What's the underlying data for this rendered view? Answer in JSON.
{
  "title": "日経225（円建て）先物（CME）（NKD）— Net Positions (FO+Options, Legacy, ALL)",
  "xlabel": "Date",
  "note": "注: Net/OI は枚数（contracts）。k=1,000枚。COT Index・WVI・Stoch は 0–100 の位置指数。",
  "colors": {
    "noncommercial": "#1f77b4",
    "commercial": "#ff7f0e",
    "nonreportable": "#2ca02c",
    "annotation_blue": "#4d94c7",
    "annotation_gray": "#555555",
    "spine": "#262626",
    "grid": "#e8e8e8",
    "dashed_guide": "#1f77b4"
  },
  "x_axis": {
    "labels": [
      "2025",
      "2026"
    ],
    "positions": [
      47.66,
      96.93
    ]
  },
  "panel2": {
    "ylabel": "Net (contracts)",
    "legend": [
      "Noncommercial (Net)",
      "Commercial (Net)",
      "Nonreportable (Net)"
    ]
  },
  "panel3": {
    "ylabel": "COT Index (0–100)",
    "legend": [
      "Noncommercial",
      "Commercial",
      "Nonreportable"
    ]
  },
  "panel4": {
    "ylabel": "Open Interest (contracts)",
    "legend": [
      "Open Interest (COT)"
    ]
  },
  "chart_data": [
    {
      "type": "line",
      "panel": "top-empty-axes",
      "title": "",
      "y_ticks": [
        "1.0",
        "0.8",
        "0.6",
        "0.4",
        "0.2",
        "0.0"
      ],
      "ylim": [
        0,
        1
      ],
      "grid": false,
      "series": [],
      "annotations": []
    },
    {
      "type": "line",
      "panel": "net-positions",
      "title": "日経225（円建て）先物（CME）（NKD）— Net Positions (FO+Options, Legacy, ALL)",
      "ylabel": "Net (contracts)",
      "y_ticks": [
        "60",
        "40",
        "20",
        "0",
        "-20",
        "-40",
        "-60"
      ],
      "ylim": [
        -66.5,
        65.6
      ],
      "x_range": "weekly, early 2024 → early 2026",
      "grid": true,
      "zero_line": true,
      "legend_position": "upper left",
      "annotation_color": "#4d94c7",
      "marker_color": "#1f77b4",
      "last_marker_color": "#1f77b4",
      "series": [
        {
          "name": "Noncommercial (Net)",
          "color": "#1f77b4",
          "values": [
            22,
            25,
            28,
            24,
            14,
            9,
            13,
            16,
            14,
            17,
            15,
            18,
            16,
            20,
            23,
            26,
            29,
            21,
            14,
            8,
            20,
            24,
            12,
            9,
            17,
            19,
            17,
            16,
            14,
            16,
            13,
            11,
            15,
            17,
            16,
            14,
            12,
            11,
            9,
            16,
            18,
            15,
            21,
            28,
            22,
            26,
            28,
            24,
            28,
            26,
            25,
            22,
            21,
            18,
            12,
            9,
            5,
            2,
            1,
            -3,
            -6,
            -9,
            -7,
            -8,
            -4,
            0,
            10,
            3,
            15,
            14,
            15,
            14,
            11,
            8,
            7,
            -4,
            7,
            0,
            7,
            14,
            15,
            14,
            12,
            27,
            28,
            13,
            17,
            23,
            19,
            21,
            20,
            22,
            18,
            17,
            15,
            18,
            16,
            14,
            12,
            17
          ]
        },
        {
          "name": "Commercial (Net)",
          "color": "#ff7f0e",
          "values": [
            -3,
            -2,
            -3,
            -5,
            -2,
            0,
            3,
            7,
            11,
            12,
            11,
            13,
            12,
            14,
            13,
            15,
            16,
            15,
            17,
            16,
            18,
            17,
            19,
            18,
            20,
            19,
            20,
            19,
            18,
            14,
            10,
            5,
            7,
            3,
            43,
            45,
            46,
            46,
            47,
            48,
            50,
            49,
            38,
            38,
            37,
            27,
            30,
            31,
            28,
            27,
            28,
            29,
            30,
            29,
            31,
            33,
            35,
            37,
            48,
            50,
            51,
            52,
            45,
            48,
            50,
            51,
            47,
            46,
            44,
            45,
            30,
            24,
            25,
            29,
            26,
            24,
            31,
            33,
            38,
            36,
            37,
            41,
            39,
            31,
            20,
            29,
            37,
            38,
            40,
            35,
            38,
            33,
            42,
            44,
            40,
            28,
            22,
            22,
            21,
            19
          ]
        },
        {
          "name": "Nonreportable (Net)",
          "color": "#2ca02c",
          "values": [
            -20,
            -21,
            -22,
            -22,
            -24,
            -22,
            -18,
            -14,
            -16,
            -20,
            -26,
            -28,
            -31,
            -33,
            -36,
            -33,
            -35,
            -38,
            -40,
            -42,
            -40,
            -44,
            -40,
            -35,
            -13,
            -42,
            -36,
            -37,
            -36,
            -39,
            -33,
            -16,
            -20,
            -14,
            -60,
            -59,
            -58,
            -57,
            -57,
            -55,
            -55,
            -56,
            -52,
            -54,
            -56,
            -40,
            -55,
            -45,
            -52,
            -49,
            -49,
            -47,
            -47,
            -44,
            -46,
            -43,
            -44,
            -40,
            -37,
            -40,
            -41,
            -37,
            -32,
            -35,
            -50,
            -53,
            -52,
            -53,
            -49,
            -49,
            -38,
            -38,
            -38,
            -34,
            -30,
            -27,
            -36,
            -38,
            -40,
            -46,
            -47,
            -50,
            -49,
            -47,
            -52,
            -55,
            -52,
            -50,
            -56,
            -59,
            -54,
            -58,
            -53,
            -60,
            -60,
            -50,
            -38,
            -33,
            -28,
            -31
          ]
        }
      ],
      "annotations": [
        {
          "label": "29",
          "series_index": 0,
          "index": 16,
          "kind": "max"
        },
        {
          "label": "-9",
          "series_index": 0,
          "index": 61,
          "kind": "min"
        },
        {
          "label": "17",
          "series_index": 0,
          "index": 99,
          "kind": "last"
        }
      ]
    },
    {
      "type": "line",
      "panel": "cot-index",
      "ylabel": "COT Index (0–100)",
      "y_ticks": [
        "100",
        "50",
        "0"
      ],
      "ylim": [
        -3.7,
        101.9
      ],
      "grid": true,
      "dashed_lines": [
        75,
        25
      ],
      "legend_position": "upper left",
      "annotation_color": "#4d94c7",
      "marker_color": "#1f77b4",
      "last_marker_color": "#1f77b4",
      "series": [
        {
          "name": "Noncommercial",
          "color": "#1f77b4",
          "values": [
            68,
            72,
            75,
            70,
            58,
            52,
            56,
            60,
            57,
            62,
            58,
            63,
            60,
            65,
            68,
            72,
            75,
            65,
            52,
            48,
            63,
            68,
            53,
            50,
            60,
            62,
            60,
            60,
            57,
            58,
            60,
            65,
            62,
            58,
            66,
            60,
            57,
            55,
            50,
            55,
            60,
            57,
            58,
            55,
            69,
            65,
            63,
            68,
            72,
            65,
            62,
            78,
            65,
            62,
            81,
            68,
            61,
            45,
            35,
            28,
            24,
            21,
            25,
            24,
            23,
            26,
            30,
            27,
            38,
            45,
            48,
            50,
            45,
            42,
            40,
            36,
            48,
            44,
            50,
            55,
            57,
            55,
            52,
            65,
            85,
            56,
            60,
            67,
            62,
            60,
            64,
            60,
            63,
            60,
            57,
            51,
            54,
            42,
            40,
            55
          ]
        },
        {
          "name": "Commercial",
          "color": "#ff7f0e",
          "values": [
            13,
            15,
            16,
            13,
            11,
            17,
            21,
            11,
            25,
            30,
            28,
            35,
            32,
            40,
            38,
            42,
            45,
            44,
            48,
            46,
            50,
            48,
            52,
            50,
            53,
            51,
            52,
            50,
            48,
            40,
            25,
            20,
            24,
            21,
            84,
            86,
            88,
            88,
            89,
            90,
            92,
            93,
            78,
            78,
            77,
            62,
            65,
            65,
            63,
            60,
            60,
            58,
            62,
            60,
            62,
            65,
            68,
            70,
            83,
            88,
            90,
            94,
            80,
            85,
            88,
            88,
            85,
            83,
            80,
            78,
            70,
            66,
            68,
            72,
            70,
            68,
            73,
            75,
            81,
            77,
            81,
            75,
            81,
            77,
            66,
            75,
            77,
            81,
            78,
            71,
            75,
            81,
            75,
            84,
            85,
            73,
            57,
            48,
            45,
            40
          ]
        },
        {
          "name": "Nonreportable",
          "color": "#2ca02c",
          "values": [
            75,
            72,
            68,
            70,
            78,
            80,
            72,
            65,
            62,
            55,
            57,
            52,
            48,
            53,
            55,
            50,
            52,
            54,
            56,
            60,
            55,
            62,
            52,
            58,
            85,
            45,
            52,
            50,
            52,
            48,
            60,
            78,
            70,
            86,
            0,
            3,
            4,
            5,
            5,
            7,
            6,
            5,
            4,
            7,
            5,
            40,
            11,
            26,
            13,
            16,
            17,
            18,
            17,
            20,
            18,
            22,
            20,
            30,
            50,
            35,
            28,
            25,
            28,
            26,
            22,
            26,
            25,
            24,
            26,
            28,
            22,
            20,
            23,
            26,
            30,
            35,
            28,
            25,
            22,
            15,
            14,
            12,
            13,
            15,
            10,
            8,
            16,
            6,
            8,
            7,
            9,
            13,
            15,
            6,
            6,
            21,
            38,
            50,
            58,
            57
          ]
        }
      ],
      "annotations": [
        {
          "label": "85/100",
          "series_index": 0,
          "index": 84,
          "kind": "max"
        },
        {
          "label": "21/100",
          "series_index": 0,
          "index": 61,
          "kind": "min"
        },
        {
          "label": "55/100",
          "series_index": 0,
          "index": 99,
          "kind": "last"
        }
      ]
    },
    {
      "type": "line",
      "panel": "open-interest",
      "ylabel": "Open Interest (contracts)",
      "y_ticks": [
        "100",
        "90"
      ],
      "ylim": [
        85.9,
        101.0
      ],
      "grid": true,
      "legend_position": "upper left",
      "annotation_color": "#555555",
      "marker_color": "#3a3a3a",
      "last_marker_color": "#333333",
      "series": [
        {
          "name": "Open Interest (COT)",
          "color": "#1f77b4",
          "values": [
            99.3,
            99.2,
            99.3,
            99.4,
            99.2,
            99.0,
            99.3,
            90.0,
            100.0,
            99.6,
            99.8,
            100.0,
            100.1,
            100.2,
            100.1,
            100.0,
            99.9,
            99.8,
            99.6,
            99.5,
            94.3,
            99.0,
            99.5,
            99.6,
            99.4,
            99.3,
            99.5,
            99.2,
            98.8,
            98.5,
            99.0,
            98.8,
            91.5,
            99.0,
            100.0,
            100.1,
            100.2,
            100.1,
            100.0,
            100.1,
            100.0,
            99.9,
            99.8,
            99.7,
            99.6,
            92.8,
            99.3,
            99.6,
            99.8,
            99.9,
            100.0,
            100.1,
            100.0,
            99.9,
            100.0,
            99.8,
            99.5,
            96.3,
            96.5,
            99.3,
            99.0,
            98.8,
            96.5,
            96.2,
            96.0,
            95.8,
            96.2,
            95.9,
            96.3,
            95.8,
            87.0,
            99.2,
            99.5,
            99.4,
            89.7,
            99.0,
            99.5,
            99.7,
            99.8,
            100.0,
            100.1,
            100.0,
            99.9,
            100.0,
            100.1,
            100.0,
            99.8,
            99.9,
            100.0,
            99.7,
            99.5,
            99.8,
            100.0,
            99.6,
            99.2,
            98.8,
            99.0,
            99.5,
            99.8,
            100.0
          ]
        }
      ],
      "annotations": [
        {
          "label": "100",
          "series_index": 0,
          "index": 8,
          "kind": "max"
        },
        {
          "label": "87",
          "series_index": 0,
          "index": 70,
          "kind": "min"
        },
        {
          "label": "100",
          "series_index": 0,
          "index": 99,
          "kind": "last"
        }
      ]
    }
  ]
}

EXERCISE DESCRIPTION: Find how many lines of the listing include the string "name" and give that number, nothing else.

EXERCISE SOLUTION: 7